» Task statement: Every record here should be printed again exactly.

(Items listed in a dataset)
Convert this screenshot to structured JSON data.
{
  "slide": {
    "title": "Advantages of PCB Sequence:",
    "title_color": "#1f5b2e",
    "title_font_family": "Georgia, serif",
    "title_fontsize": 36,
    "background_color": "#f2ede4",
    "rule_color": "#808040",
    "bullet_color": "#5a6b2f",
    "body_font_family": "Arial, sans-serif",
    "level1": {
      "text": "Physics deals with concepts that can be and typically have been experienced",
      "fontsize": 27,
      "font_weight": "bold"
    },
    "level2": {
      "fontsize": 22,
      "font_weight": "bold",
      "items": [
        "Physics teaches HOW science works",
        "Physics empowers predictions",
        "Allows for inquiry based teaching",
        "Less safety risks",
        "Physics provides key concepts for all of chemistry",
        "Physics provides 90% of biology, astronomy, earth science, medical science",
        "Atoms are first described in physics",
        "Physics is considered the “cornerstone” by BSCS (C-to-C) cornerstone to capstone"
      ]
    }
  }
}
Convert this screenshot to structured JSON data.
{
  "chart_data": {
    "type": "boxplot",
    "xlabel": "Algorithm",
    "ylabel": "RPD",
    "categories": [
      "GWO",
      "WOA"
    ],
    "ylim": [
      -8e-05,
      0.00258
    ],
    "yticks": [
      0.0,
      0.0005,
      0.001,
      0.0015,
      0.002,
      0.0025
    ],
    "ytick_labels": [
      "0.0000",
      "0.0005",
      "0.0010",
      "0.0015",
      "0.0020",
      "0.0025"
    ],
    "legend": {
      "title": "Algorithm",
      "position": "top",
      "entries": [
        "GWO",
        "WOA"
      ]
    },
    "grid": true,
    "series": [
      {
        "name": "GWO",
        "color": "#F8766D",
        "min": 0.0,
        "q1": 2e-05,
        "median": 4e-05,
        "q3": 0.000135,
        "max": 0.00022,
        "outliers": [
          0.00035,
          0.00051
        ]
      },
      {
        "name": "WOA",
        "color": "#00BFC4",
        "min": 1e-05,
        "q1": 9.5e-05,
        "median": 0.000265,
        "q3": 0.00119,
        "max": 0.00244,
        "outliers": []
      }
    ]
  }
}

» Result of this task:
Convert this screenshot to structured JSON data.
{
  "slide": {
    "title": "Advantages of PCB Sequence:",
    "title_color": "#1f5b2e",
    "title_font_family": "Georgia, serif",
    "title_fontsize": 36,
    "background_color": "#f2ede4",
    "rule_color": "#808040",
    "bullet_color": "#5a6b2f",
    "body_font_family": "Arial, sans-serif",
    "level1": {
      "text": "Physics deals with concepts that can be and typically have been experienced",
      "fontsize": 27,
      "font_weight": "bold"
    },
    "level2": {
      "fontsize": 22,
      "font_weight": "bold",
      "items": [
        "Physics teaches HOW science works",
        "Physics empowers predictions",
        "Allows for inquiry based teaching",
        "Less safety risks",
        "Physics provides key concepts for all of chemistry",
        "Physics provides 90% of biology, astronomy, earth science, medical science",
        "Atoms are first described in physics",
        "Physics is considered the “cornerstone” by BSCS (C-to-C) cornerstone to capstone"
      ]
    }
  }
}
Convert this screenshot to structured JSON data.
{
  "chart_data": {
    "type": "boxplot",
    "xlabel": "Algorithm",
    "ylabel": "RPD",
    "categories": [
      "GWO",
      "WOA"
    ],
    "ylim": [
      -8e-05,
      0.00258
    ],
    "yticks": [
      0.0,
      0.0005,
      0.001,
      0.0015,
      0.002,
      0.0025
    ],
    "ytick_labels": [
      "0.0000",
      "0.0005",
      "0.0010",
      "0.0015",
      "0.0020",
      "0.0025"
    ],
    "legend": {
      "title": "Algorithm",
      "position": "top",
      "entries": [
        "GWO",
        "WOA"
      ]
    },
    "grid": true,
    "series": [
      {
        "name": "GWO",
        "color": "#F8766D",
        "min": 0.0,
        "q1": 2e-05,
        "median": 4e-05,
        "q3": 0.000135,
        "max": 0.00022,
        "outliers": [
          0.00035,
          0.00051
        ]
      },
      {
        "name": "WOA",
        "color": "#00BFC4",
        "min": 1e-05,
        "q1": 9.5e-05,
        "median": 0.000265,
        "q3": 0.00119,
        "max": 0.00244,
        "outliers": []
      }
    ]
  }
}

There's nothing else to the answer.